— start Given information —

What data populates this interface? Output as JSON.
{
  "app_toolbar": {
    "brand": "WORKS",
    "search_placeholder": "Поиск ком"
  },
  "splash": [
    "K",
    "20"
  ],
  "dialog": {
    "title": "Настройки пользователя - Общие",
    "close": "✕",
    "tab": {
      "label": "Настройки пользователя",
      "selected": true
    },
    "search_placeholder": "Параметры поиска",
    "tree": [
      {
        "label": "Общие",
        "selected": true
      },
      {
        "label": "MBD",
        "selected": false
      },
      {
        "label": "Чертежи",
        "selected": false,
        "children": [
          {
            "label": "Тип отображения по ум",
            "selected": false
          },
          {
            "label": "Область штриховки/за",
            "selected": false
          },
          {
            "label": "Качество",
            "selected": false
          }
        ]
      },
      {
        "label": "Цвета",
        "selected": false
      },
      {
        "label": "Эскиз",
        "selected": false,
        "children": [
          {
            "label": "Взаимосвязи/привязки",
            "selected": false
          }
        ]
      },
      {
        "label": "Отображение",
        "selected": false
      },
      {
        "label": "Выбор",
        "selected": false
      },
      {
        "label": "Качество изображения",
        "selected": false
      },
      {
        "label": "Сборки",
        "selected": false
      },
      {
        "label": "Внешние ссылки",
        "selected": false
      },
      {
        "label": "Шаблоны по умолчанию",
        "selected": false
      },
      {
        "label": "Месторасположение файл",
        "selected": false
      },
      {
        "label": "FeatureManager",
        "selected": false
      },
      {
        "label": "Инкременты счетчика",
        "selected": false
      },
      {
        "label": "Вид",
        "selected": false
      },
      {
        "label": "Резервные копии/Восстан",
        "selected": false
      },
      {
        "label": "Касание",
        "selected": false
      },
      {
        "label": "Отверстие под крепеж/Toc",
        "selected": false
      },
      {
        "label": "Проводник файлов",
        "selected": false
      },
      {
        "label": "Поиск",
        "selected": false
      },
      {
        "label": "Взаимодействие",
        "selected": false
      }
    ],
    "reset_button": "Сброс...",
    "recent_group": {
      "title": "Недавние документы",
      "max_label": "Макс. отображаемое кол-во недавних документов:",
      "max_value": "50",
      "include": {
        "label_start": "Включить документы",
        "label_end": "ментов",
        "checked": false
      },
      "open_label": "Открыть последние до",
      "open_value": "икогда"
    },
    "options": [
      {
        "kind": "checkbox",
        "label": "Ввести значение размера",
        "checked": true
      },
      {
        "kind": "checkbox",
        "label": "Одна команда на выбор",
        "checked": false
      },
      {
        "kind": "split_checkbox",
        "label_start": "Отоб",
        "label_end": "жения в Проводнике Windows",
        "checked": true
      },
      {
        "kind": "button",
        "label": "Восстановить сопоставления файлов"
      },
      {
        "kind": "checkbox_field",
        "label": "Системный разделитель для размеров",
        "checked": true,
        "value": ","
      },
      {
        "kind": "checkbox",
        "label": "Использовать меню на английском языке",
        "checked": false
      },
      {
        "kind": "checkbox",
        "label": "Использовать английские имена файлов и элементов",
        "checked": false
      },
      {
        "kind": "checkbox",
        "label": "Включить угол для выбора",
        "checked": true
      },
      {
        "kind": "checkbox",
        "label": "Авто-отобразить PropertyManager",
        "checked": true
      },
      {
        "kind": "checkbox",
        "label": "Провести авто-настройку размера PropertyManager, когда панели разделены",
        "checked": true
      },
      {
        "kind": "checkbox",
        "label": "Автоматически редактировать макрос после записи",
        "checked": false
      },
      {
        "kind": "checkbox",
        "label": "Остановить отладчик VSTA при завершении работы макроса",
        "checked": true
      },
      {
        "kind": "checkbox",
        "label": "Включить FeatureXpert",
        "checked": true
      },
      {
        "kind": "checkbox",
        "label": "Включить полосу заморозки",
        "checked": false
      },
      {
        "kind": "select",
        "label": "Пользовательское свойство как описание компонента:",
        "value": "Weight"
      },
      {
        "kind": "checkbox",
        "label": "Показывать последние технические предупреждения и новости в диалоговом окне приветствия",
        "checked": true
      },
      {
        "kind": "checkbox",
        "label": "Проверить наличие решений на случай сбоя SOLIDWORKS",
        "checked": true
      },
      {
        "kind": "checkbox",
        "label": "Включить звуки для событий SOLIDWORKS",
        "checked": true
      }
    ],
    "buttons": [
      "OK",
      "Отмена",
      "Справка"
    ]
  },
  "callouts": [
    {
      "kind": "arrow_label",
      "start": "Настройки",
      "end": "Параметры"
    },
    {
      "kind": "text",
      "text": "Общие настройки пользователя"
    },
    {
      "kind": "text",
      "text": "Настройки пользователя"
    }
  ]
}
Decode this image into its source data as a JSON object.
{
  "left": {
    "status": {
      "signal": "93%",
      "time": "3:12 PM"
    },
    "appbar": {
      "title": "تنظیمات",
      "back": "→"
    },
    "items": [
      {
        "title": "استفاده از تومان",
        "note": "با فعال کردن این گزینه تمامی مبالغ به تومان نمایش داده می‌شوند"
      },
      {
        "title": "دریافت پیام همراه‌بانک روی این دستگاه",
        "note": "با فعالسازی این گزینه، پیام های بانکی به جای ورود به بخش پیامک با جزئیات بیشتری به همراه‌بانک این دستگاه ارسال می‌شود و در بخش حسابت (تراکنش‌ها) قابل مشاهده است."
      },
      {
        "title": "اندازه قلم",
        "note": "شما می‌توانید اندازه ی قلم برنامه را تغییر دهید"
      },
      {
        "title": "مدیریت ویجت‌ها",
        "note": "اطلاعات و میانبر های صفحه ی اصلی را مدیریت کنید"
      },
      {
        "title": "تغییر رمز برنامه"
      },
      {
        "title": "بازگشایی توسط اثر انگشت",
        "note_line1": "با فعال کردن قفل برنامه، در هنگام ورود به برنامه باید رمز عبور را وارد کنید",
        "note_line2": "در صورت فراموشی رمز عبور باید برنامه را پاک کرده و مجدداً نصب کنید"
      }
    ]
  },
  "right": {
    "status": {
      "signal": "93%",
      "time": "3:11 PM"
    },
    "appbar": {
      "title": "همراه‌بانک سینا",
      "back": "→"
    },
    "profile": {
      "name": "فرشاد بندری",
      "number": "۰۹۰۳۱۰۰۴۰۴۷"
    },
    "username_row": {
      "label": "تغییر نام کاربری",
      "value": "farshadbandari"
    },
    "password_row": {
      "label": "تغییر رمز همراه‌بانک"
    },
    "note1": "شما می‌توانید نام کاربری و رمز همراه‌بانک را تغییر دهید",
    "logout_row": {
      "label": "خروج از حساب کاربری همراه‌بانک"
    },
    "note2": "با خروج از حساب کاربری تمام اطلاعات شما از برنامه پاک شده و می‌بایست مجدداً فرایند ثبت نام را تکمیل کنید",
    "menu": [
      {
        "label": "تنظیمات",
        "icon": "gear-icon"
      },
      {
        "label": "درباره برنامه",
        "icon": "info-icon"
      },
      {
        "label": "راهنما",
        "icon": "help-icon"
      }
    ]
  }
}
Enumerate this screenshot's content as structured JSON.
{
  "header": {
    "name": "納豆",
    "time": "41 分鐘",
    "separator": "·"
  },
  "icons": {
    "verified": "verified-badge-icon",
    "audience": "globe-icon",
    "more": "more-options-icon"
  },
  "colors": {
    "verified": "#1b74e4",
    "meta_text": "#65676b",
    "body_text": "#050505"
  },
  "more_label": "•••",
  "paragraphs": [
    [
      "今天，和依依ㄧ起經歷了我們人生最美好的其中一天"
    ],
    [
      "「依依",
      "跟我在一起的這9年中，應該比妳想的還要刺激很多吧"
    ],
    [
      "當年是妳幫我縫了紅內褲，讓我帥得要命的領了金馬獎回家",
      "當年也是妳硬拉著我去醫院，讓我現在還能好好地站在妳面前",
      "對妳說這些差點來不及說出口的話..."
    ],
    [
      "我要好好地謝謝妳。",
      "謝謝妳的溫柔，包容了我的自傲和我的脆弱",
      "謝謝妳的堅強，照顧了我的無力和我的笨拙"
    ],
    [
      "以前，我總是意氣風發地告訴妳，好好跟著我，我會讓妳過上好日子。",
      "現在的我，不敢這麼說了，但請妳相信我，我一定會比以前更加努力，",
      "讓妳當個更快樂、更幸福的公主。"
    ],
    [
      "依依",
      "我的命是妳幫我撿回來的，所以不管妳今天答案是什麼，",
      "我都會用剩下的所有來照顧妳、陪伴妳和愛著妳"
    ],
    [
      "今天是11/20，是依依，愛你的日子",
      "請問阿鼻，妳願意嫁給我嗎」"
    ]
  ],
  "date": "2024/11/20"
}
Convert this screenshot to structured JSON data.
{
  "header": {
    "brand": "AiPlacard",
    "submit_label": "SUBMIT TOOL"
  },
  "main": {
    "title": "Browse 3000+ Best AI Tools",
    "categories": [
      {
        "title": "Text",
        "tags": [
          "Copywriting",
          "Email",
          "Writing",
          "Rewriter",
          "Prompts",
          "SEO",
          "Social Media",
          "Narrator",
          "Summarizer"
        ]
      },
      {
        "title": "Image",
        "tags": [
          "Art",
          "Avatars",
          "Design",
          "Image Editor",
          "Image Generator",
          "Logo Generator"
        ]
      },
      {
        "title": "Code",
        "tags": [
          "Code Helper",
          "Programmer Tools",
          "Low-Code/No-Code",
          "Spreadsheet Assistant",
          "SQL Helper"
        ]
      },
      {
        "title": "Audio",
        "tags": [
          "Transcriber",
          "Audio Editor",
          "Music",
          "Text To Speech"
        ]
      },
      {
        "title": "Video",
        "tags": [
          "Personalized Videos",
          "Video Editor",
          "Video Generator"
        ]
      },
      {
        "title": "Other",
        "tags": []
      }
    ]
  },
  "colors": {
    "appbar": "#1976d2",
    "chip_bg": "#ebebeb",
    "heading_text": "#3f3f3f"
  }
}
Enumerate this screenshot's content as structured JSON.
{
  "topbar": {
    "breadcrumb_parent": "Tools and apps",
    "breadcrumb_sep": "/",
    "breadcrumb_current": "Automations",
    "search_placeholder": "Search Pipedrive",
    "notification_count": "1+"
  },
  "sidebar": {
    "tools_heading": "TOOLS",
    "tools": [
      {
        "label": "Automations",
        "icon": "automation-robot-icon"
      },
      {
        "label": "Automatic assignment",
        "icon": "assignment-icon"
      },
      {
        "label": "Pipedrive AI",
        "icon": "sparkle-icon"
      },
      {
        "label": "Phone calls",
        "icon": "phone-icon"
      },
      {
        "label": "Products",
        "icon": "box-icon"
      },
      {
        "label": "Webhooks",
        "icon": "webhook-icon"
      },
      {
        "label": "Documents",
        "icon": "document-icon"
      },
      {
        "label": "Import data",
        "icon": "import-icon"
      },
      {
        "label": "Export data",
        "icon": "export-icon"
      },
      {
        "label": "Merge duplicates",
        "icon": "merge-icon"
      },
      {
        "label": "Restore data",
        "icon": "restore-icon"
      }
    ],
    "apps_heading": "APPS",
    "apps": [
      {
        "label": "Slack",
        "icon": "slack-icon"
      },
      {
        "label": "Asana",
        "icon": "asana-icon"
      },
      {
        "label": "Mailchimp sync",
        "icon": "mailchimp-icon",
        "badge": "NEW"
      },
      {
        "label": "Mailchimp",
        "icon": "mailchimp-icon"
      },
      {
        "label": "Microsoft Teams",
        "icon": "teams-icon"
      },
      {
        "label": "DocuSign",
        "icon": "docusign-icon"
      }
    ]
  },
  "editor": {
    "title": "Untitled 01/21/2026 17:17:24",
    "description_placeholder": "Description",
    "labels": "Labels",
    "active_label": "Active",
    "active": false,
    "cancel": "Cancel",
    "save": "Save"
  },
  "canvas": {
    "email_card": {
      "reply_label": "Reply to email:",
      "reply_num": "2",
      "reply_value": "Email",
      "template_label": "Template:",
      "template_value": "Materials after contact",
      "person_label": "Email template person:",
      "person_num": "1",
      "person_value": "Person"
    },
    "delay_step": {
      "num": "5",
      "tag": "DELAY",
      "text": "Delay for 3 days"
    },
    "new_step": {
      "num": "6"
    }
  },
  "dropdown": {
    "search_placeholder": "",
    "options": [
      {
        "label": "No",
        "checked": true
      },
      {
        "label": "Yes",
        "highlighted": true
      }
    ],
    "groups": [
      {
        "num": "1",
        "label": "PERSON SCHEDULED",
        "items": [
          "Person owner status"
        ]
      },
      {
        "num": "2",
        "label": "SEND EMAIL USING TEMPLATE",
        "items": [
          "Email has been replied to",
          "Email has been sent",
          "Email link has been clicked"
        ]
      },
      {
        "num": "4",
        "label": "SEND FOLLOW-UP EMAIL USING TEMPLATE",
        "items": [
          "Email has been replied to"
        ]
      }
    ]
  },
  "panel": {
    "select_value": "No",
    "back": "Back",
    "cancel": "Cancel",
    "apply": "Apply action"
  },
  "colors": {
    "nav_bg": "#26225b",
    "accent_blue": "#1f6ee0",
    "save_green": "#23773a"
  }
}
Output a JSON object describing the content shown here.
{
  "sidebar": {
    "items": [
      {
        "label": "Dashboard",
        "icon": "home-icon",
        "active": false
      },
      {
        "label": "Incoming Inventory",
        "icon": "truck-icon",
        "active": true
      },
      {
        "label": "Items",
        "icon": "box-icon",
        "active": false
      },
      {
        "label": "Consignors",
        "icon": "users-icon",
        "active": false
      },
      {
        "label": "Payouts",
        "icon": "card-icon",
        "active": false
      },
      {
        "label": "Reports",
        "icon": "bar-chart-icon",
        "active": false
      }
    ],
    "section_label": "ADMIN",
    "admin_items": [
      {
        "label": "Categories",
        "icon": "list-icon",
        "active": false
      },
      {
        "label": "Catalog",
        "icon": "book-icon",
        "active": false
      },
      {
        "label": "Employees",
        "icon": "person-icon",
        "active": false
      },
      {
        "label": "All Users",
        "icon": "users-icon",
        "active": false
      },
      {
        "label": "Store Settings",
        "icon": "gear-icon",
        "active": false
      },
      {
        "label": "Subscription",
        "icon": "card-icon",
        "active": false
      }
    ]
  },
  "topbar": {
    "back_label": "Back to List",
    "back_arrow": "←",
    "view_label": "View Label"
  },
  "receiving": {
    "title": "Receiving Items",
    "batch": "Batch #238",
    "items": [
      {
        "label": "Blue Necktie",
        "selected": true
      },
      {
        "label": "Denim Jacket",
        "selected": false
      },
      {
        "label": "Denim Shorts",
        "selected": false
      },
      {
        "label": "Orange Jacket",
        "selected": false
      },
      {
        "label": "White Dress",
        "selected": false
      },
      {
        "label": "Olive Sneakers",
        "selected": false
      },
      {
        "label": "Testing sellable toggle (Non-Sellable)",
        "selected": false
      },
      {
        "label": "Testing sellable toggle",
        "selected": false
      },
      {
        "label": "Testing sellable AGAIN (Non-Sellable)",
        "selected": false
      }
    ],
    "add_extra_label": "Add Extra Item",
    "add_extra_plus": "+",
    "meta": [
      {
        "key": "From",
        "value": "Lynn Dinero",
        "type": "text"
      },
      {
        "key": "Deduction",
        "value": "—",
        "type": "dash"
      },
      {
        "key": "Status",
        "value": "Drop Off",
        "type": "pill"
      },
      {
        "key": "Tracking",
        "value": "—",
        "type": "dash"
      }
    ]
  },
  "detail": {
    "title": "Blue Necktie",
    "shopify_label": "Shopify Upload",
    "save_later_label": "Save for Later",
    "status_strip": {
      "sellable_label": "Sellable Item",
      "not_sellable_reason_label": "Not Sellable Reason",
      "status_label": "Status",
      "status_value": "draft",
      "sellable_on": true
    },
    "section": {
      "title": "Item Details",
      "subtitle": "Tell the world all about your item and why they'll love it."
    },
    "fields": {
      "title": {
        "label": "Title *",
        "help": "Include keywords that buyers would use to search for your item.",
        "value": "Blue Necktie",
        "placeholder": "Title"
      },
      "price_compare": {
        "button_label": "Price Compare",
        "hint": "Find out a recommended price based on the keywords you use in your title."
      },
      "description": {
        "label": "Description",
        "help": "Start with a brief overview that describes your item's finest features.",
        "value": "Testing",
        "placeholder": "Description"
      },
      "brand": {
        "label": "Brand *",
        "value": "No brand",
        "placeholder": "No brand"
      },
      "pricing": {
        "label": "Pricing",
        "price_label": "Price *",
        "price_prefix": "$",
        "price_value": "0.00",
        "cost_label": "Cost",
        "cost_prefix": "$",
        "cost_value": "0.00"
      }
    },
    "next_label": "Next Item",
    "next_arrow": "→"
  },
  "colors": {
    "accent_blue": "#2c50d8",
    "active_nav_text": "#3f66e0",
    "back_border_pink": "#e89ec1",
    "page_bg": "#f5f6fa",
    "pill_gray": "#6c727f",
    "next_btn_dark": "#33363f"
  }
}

— end Given information —

The problem |
Using the listing above, locate the lines that hold "keywords" and copy each one.

Full response |
        "help": "Include keywords that buyers would use to search for your item.",
        "hint": "Find out a recommended price based on the keywords you use in your title."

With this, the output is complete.